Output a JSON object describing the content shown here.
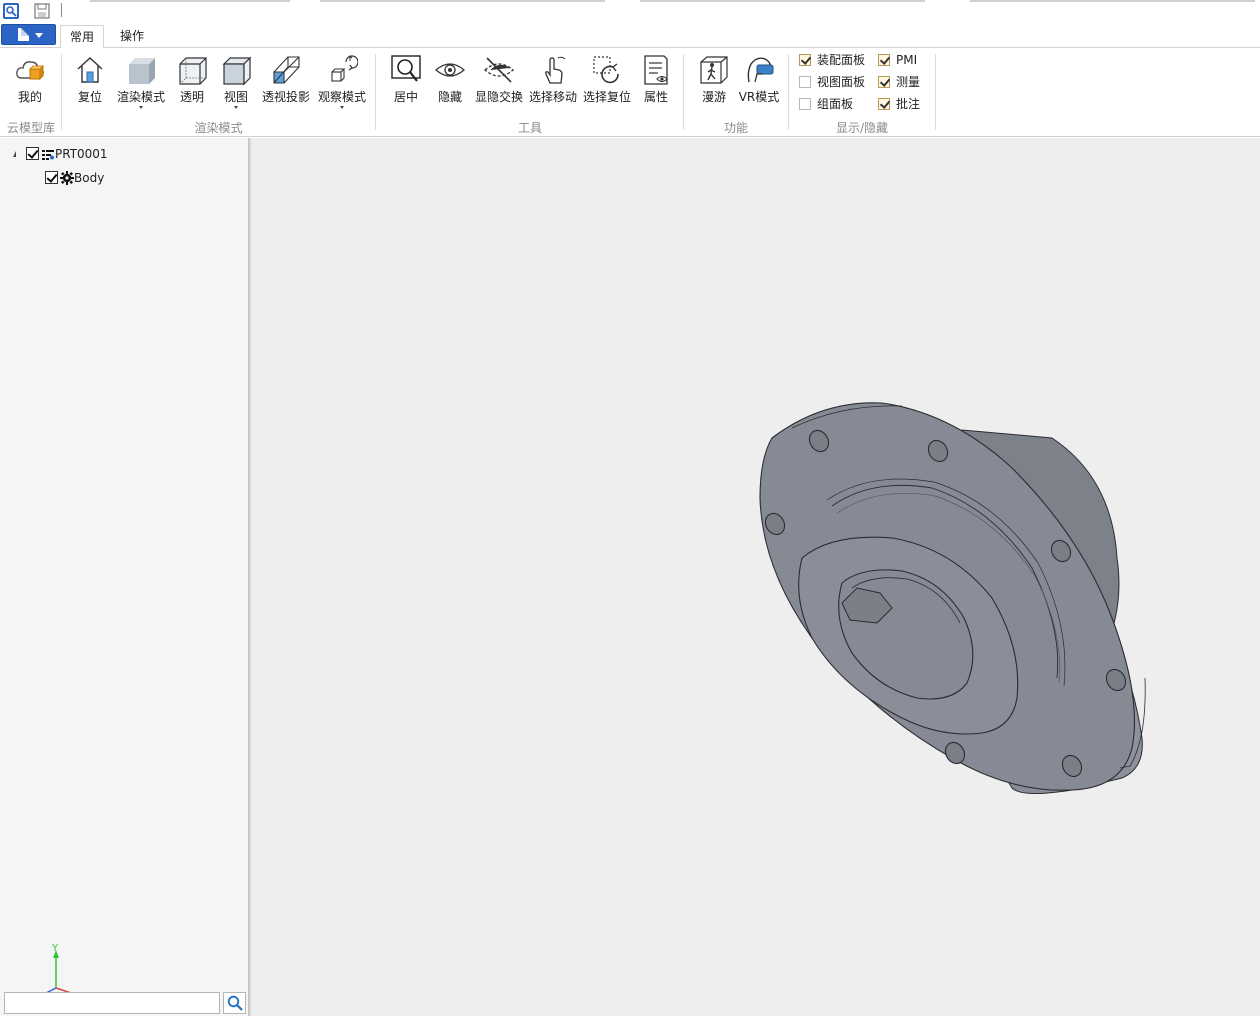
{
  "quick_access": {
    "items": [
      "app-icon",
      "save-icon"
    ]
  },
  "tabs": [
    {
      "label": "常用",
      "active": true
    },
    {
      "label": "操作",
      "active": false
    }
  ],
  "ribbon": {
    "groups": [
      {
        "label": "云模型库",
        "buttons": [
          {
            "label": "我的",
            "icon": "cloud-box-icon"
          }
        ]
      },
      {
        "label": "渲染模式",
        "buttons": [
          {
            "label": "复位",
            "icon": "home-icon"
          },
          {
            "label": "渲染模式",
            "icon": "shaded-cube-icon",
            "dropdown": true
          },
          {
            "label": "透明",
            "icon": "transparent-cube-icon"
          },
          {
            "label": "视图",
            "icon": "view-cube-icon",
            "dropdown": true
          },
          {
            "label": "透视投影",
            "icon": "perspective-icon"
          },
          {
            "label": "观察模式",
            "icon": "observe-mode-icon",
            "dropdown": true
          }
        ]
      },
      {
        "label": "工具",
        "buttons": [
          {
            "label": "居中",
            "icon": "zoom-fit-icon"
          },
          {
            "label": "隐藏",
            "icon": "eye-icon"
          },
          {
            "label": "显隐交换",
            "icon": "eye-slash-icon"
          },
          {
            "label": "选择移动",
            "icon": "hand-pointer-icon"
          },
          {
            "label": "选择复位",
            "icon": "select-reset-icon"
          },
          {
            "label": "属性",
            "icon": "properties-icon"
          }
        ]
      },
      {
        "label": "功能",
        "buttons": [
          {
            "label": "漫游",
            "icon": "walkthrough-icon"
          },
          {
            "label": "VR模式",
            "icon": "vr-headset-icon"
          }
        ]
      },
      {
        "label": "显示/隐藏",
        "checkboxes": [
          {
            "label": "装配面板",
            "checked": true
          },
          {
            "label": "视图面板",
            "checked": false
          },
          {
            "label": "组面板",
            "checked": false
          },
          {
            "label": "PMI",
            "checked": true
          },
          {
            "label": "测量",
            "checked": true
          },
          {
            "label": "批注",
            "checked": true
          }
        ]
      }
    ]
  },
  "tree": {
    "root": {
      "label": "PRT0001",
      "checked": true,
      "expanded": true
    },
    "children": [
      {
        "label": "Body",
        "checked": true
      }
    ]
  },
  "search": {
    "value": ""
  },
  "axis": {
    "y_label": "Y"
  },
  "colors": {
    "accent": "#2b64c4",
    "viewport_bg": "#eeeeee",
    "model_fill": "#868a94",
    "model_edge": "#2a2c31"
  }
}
::::::::::
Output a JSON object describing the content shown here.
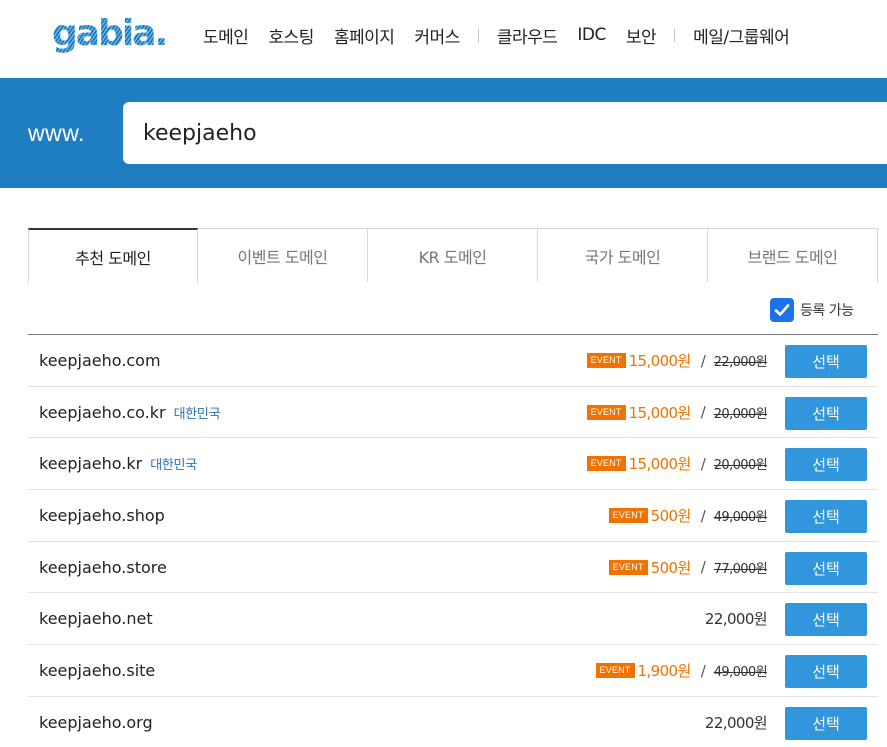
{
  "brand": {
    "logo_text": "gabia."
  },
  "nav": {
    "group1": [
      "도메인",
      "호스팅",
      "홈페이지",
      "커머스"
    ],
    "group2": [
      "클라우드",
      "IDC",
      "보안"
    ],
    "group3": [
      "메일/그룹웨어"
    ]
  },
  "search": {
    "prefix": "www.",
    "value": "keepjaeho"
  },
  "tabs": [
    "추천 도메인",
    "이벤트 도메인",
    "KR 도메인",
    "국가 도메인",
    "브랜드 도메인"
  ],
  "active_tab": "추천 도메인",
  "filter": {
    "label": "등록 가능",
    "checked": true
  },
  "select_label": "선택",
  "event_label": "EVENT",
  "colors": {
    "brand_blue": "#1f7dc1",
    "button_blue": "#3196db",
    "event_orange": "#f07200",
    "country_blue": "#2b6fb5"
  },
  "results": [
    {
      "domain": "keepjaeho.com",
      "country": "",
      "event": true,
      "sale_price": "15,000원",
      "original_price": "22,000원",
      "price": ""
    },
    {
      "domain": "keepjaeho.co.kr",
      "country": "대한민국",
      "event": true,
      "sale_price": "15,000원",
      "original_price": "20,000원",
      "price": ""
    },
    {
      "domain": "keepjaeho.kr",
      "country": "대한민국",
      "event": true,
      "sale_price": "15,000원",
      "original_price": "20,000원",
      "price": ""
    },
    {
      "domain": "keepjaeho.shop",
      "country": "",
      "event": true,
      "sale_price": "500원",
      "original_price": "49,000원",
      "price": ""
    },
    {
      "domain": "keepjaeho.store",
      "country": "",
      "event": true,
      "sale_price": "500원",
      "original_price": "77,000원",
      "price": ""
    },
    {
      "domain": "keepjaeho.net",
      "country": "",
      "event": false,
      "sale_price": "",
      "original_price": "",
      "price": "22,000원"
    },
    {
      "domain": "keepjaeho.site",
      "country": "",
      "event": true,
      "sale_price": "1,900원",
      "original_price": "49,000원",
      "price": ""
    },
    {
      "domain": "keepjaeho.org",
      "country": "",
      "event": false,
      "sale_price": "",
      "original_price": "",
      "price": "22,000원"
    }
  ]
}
::::::::::
(The request): Report every line in the data above in which the word "cube" appears.

(The completed task):
            "icon": "shaded-cube-icon",
            "icon": "transparent-cube-icon"
            "icon": "view-cube-icon",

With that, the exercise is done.